Records for the exercise:

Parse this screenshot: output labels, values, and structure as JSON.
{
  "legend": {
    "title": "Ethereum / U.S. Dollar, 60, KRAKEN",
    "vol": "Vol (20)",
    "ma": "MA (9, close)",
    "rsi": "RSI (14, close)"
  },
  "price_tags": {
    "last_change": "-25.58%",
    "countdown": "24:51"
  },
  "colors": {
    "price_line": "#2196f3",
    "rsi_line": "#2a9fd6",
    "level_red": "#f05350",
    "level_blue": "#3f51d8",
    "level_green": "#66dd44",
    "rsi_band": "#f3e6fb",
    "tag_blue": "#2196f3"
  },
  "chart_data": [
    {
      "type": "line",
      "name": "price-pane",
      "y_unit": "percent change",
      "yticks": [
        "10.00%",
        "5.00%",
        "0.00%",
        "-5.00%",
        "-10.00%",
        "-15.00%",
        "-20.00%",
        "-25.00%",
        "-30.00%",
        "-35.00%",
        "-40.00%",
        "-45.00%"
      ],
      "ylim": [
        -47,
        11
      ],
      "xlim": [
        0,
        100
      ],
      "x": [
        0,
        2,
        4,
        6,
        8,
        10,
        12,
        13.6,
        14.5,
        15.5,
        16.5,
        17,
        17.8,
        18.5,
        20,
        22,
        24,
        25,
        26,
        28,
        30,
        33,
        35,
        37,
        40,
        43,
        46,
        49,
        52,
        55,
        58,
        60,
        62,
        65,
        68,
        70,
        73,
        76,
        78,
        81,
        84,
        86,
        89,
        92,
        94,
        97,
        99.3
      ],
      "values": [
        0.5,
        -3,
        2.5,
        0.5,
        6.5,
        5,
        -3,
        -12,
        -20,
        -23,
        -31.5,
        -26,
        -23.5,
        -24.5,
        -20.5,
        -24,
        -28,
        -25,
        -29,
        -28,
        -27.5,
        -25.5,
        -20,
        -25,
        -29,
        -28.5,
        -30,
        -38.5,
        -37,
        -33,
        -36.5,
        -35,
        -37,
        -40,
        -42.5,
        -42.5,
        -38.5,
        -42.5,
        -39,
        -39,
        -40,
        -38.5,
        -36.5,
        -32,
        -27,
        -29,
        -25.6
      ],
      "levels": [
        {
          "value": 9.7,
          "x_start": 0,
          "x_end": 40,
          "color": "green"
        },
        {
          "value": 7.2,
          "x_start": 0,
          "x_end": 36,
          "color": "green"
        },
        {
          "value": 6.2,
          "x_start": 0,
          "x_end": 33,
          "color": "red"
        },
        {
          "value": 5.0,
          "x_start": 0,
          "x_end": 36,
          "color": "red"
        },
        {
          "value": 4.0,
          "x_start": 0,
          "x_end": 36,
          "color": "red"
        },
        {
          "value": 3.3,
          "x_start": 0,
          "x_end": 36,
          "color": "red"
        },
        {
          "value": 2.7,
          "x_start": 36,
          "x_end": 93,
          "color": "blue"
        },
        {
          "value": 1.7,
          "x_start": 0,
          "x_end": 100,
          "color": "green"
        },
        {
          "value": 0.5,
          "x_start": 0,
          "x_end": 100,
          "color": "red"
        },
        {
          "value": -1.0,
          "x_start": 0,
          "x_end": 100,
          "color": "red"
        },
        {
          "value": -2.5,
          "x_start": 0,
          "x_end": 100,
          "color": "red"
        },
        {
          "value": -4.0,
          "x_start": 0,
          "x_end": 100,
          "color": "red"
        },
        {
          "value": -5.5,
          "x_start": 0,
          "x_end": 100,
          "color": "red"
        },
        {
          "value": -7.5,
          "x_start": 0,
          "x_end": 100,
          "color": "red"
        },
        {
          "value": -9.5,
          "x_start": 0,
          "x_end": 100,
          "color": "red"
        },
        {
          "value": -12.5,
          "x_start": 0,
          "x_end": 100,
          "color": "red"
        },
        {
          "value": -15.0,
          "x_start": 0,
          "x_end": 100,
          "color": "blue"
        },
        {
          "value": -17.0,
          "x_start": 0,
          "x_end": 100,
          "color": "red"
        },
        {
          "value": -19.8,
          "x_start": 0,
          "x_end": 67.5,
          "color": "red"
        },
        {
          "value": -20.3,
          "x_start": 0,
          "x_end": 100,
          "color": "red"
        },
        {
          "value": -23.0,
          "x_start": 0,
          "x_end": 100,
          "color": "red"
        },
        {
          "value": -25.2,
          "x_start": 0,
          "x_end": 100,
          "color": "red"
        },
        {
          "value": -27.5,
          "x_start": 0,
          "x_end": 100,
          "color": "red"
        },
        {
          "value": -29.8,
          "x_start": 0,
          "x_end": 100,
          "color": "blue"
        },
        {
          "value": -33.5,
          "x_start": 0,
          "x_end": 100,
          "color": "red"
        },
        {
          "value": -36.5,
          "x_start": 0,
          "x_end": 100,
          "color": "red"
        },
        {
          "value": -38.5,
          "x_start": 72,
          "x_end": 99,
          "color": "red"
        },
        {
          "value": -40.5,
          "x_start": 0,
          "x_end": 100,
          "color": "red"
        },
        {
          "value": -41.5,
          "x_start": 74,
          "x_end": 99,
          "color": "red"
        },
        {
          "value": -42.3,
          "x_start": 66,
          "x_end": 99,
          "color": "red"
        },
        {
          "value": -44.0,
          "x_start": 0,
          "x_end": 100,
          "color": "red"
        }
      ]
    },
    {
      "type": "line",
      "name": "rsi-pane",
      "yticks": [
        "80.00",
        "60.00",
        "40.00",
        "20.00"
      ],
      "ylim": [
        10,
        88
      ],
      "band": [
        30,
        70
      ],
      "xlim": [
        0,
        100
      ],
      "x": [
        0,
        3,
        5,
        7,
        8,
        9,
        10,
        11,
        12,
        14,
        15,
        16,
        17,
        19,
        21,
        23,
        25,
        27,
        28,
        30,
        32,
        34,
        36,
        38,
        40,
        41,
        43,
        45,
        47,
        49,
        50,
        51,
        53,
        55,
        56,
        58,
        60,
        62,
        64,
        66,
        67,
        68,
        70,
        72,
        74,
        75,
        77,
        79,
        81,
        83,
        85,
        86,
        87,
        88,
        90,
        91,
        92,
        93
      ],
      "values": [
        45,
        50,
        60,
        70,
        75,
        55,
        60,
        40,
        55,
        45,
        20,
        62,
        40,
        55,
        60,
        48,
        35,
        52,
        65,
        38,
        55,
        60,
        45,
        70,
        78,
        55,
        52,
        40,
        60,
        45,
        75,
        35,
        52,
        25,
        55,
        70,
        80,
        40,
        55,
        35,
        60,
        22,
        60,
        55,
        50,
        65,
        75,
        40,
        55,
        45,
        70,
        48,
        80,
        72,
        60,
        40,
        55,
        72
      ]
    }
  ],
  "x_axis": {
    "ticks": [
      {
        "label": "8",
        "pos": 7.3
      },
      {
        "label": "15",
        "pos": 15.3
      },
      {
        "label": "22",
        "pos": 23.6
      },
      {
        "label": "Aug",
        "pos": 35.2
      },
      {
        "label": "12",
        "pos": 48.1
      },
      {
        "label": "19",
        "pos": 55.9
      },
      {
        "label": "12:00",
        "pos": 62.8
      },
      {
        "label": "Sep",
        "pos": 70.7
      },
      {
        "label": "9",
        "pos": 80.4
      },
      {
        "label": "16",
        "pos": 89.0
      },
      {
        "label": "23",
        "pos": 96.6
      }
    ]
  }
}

Problem details:
The whole listing above needs to be written out again exactly.

Output of the task:
Parse this screenshot: output labels, values, and structure as JSON.
{
  "legend": {
    "title": "Ethereum / U.S. Dollar, 60, KRAKEN",
    "vol": "Vol (20)",
    "ma": "MA (9, close)",
    "rsi": "RSI (14, close)"
  },
  "price_tags": {
    "last_change": "-25.58%",
    "countdown": "24:51"
  },
  "colors": {
    "price_line": "#2196f3",
    "rsi_line": "#2a9fd6",
    "level_red": "#f05350",
    "level_blue": "#3f51d8",
    "level_green": "#66dd44",
    "rsi_band": "#f3e6fb",
    "tag_blue": "#2196f3"
  },
  "chart_data": [
    {
      "type": "line",
      "name": "price-pane",
      "y_unit": "percent change",
      "yticks": [
        "10.00%",
        "5.00%",
        "0.00%",
        "-5.00%",
        "-10.00%",
        "-15.00%",
        "-20.00%",
        "-25.00%",
        "-30.00%",
        "-35.00%",
        "-40.00%",
        "-45.00%"
      ],
      "ylim": [
        -47,
        11
      ],
      "xlim": [
        0,
        100
      ],
      "x": [
        0,
        2,
        4,
        6,
        8,
        10,
        12,
        13.6,
        14.5,
        15.5,
        16.5,
        17,
        17.8,
        18.5,
        20,
        22,
        24,
        25,
        26,
        28,
        30,
        33,
        35,
        37,
        40,
        43,
        46,
        49,
        52,
        55,
        58,
        60,
        62,
        65,
        68,
        70,
        73,
        76,
        78,
        81,
        84,
        86,
        89,
        92,
        94,
        97,
        99.3
      ],
      "values": [
        0.5,
        -3,
        2.5,
        0.5,
        6.5,
        5,
        -3,
        -12,
        -20,
        -23,
        -31.5,
        -26,
        -23.5,
        -24.5,
        -20.5,
        -24,
        -28,
        -25,
        -29,
        -28,
        -27.5,
        -25.5,
        -20,
        -25,
        -29,
        -28.5,
        -30,
        -38.5,
        -37,
        -33,
        -36.5,
        -35,
        -37,
        -40,
        -42.5,
        -42.5,
        -38.5,
        -42.5,
        -39,
        -39,
        -40,
        -38.5,
        -36.5,
        -32,
        -27,
        -29,
        -25.6
      ],
      "levels": [
        {
          "value": 9.7,
          "x_start": 0,
          "x_end": 40,
          "color": "green"
        },
        {
          "value": 7.2,
          "x_start": 0,
          "x_end": 36,
          "color": "green"
        },
        {
          "value": 6.2,
          "x_start": 0,
          "x_end": 33,
          "color": "red"
        },
        {
          "value": 5.0,
          "x_start": 0,
          "x_end": 36,
          "color": "red"
        },
        {
          "value": 4.0,
          "x_start": 0,
          "x_end": 36,
          "color": "red"
        },
        {
          "value": 3.3,
          "x_start": 0,
          "x_end": 36,
          "color": "red"
        },
        {
          "value": 2.7,
          "x_start": 36,
          "x_end": 93,
          "color": "blue"
        },
        {
          "value": 1.7,
          "x_start": 0,
          "x_end": 100,
          "color": "green"
        },
        {
          "value": 0.5,
          "x_start": 0,
          "x_end": 100,
          "color": "red"
        },
        {
          "value": -1.0,
          "x_start": 0,
          "x_end": 100,
          "color": "red"
        },
        {
          "value": -2.5,
          "x_start": 0,
          "x_end": 100,
          "color": "red"
        },
        {
          "value": -4.0,
          "x_start": 0,
          "x_end": 100,
          "color": "red"
        },
        {
          "value": -5.5,
          "x_start": 0,
          "x_end": 100,
          "color": "red"
        },
        {
          "value": -7.5,
          "x_start": 0,
          "x_end": 100,
          "color": "red"
        },
        {
          "value": -9.5,
          "x_start": 0,
          "x_end": 100,
          "color": "red"
        },
        {
          "value": -12.5,
          "x_start": 0,
          "x_end": 100,
          "color": "red"
        },
        {
          "value": -15.0,
          "x_start": 0,
          "x_end": 100,
          "color": "blue"
        },
        {
          "value": -17.0,
          "x_start": 0,
          "x_end": 100,
          "color": "red"
        },
        {
          "value": -19.8,
          "x_start": 0,
          "x_end": 67.5,
          "color": "red"
        },
        {
          "value": -20.3,
          "x_start": 0,
          "x_end": 100,
          "color": "red"
        },
        {
          "value": -23.0,
          "x_start": 0,
          "x_end": 100,
          "color": "red"
        },
        {
          "value": -25.2,
          "x_start": 0,
          "x_end": 100,
          "color": "red"
        },
        {
          "value": -27.5,
          "x_start": 0,
          "x_end": 100,
          "color": "red"
        },
        {
          "value": -29.8,
          "x_start": 0,
          "x_end": 100,
          "color": "blue"
        },
        {
          "value": -33.5,
          "x_start": 0,
          "x_end": 100,
          "color": "red"
        },
        {
          "value": -36.5,
          "x_start": 0,
          "x_end": 100,
          "color": "red"
        },
        {
          "value": -38.5,
          "x_start": 72,
          "x_end": 99,
          "color": "red"
        },
        {
          "value": -40.5,
          "x_start": 0,
          "x_end": 100,
          "color": "red"
        },
        {
          "value": -41.5,
          "x_start": 74,
          "x_end": 99,
          "color": "red"
        },
        {
          "value": -42.3,
          "x_start": 66,
          "x_end": 99,
          "color": "red"
        },
        {
          "value": -44.0,
          "x_start": 0,
          "x_end": 100,
          "color": "red"
        }
      ]
    },
    {
      "type": "line",
      "name": "rsi-pane",
      "yticks": [
        "80.00",
        "60.00",
        "40.00",
        "20.00"
      ],
      "ylim": [
        10,
        88
      ],
      "band": [
        30,
        70
      ],
      "xlim": [
        0,
        100
      ],
      "x": [
        0,
        3,
        5,
        7,
        8,
        9,
        10,
        11,
        12,
        14,
        15,
        16,
        17,
        19,
        21,
        23,
        25,
        27,
        28,
        30,
        32,
        34,
        36,
        38,
        40,
        41,
        43,
        45,
        47,
        49,
        50,
        51,
        53,
        55,
        56,
        58,
        60,
        62,
        64,
        66,
        67,
        68,
        70,
        72,
        74,
        75,
        77,
        79,
        81,
        83,
        85,
        86,
        87,
        88,
        90,
        91,
        92,
        93
      ],
      "values": [
        45,
        50,
        60,
        70,
        75,
        55,
        60,
        40,
        55,
        45,
        20,
        62,
        40,
        55,
        60,
        48,
        35,
        52,
        65,
        38,
        55,
        60,
        45,
        70,
        78,
        55,
        52,
        40,
        60,
        45,
        75,
        35,
        52,
        25,
        55,
        70,
        80,
        40,
        55,
        35,
        60,
        22,
        60,
        55,
        50,
        65,
        75,
        40,
        55,
        45,
        70,
        48,
        80,
        72,
        60,
        40,
        55,
        72
      ]
    }
  ],
  "x_axis": {
    "ticks": [
      {
        "label": "8",
        "pos": 7.3
      },
      {
        "label": "15",
        "pos": 15.3
      },
      {
        "label": "22",
        "pos": 23.6
      },
      {
        "label": "Aug",
        "pos": 35.2
      },
      {
        "label": "12",
        "pos": 48.1
      },
      {
        "label": "19",
        "pos": 55.9
      },
      {
        "label": "12:00",
        "pos": 62.8
      },
      {
        "label": "Sep",
        "pos": 70.7
      },
      {
        "label": "9",
        "pos": 80.4
      },
      {
        "label": "16",
        "pos": 89.0
      },
      {
        "label": "23",
        "pos": 96.6
      }
    ]
  }
}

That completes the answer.